Polish screenplay writer and director

Antoni Bohdziewicz (11 September 1906 – 20 October 1970) was a Polish screenplay writer and director, best known for his 1956 adaptation of Zemsta by Aleksander Fredro.

== Biography ==
Bohdziewicz was born in the city of Vilna (modern Vilnius), then part of the Russian Empire. In 1928, he graduated from the Technical Faculty of the Warsaw University of Technology and was simultaneously studying at the Faculty of Humanities of the Stefan Batory University. In 1928, he became a speaker at the newly established branch of the Polish Radio in his native city. In 1931 however he obtained a state scholarship and left for France. In Paris he joined the prestigious Ecole Technique de Photographie et de Cinématographie, where he also made his first documentaries.

In 1935, he returned to Poland and worked as a journalist and cameraman for the state-owned Polska Agencja Telegraficzna Film Chronicle (PAT), the most popular newsreel in Poland. He also worked as a journalist and columnist for the "Pion" weekly. In late 1930s he made numerous documentaries for the PAT agency, as well as for the SAF film studio. In 1939, he began working on his first feature film Zazdrość i medycyna, based on a novel by Michał Choromański. However, the shooting was interrupted by the outbreak of the Invasion of Poland (1939).

**SOURCE INFORMATION**:
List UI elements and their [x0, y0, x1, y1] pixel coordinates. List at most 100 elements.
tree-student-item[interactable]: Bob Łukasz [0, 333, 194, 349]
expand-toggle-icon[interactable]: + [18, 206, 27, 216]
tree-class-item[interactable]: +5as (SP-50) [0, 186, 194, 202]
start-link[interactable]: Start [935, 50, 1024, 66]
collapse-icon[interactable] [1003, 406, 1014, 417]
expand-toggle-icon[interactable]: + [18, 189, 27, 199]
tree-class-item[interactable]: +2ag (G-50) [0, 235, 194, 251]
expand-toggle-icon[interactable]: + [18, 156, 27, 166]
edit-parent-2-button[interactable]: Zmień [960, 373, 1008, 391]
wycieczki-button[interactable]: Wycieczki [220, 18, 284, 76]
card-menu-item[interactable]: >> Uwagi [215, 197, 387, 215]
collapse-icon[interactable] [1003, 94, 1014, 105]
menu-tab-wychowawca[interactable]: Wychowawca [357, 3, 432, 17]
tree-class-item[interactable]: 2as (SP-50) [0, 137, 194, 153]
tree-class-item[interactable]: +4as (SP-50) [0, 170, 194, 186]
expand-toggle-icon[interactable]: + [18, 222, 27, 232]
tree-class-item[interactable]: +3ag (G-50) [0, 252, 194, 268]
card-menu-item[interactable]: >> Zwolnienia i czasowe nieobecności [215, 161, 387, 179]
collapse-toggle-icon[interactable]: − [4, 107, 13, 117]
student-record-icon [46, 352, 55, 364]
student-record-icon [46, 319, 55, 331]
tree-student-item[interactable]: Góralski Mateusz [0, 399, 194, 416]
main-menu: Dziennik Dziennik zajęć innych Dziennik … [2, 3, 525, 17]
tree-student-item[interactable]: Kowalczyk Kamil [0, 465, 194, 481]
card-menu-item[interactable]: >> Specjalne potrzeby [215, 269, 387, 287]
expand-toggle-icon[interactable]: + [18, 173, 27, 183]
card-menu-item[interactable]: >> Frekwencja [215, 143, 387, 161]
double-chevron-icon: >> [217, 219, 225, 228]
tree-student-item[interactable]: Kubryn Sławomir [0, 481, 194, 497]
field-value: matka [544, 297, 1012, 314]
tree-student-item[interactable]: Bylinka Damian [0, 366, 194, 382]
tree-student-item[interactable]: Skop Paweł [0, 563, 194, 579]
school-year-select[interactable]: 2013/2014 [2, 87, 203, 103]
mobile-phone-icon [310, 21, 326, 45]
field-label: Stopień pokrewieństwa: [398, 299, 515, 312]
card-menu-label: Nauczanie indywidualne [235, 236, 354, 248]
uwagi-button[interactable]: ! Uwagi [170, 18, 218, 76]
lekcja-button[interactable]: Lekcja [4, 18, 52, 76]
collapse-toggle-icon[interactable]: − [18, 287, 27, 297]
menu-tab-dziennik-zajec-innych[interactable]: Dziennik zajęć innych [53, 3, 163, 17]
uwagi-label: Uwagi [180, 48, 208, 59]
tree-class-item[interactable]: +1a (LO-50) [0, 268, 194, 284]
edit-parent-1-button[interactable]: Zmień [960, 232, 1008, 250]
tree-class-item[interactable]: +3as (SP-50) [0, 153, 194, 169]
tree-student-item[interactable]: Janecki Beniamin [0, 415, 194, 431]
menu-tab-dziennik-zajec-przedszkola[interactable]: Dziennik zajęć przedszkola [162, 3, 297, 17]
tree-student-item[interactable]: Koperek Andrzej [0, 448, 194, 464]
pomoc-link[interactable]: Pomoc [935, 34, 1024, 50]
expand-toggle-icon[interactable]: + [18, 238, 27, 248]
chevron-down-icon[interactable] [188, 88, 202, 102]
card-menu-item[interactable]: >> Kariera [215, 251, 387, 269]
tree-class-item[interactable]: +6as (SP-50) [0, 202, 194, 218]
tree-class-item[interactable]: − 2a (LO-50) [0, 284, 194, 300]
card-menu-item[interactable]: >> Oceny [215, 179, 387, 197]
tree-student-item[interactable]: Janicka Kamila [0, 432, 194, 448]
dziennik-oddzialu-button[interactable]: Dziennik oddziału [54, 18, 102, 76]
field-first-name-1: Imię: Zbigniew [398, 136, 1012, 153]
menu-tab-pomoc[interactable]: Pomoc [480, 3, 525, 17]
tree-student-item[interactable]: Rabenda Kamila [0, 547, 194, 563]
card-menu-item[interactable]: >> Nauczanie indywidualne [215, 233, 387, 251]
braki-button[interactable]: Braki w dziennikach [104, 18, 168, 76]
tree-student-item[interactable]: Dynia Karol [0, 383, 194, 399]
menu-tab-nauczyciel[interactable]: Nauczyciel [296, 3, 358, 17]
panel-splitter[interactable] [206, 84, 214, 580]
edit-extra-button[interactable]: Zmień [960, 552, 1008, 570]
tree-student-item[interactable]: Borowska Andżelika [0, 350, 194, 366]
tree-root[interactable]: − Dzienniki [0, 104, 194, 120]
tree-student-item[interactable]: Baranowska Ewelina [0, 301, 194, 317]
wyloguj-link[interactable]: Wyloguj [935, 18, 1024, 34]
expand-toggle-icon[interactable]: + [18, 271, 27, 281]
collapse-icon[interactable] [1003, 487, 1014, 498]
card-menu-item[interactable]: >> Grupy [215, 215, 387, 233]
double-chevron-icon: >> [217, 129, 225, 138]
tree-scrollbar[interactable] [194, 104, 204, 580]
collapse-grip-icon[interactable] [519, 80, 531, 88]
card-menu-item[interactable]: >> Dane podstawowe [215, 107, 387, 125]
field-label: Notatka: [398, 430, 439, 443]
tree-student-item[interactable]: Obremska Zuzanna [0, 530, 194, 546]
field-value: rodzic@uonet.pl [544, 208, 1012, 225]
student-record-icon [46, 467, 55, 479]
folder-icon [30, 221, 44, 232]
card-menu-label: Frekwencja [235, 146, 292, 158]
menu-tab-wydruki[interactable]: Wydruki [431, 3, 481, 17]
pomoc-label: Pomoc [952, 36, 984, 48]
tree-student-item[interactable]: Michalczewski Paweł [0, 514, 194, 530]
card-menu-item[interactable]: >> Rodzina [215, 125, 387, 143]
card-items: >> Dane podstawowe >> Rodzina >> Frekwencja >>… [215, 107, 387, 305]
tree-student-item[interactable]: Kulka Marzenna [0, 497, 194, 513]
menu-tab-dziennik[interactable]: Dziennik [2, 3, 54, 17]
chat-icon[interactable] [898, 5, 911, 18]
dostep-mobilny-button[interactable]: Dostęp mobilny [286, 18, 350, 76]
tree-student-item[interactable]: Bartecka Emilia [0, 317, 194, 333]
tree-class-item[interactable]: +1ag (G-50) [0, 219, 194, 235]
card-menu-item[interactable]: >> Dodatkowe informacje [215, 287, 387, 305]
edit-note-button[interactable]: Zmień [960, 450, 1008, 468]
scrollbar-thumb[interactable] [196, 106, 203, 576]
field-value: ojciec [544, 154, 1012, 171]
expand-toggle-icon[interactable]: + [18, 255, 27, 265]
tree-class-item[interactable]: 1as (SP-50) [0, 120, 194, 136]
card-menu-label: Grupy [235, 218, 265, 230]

**TO DO**:
[A] Do these statements agree with the passage on Antoni Bohdziewicz? Answer yes or no for each and quote the words from the passage that decide it. (i) Bohdziewicz graduated from the Warsaw University of Technology in 1928. (ii) Bohdziewicz left for France in 1935. (iii) Zazdrość i medycyna was based on a novel by Aleksander Fredro.
[B] What comes next in the passage on Antoni Bohdziewicz? Continue it after its final sentence.

**LIST OF ANSWERS**:
[A]
(i) Yes: "In 1928, he graduated from the Technical Faculty of the Warsaw University of Technology"
(ii) No: "In 1931 however he obtained a state scholarship and left for France."
(iii) No: "based on a novel by Michał Choromański"

[B]
During World War II he was an active member of the Home Army and collaborated with the Bureau of Information and Propaganda as the head of the photo and film department. In 1943, he also started a Tres photographic studio in Warsaw, which became a clandestine outpost of the Home Army. During the Warsaw Uprising he became the head of the group of cameramen to prepare daily newsreels and was one of the people to prepare Warszawa walczy, a documentary filmed and shown entirely in besieged Warsaw.

After the war he continued his career in the same role and became one of the first members of the Polish Film Chronicle (PKF) company. Working in Kraków, already in March 1945 he started a Film Atelier for the Youth, the first film school to be opened in Poland after the end of the German occupation. In December of that year he converted his atelier into a regular study, which became a direct predecessor of the Kraków Film School. In 1948 he moved to Łódź, where he became the chairman of the Department of Direction of the National Film School. In that role he became a teacher of several generations of Polish film directors.

He also remained an active director himself. His first film, 2*2=4, was released already in 1945 and was among the first feature films to be shot in Poland after World War II. Between 1956 and 1962 Bohdziewicz served as an artistic director of the Droga Film Team and then the TOR Film Studio (1968–1970). Simultaneously he was also a teacher at the Brussels-based Institut National Supérieur des Arts du Spectacle.

He died on 20 October 1970 in Warsaw.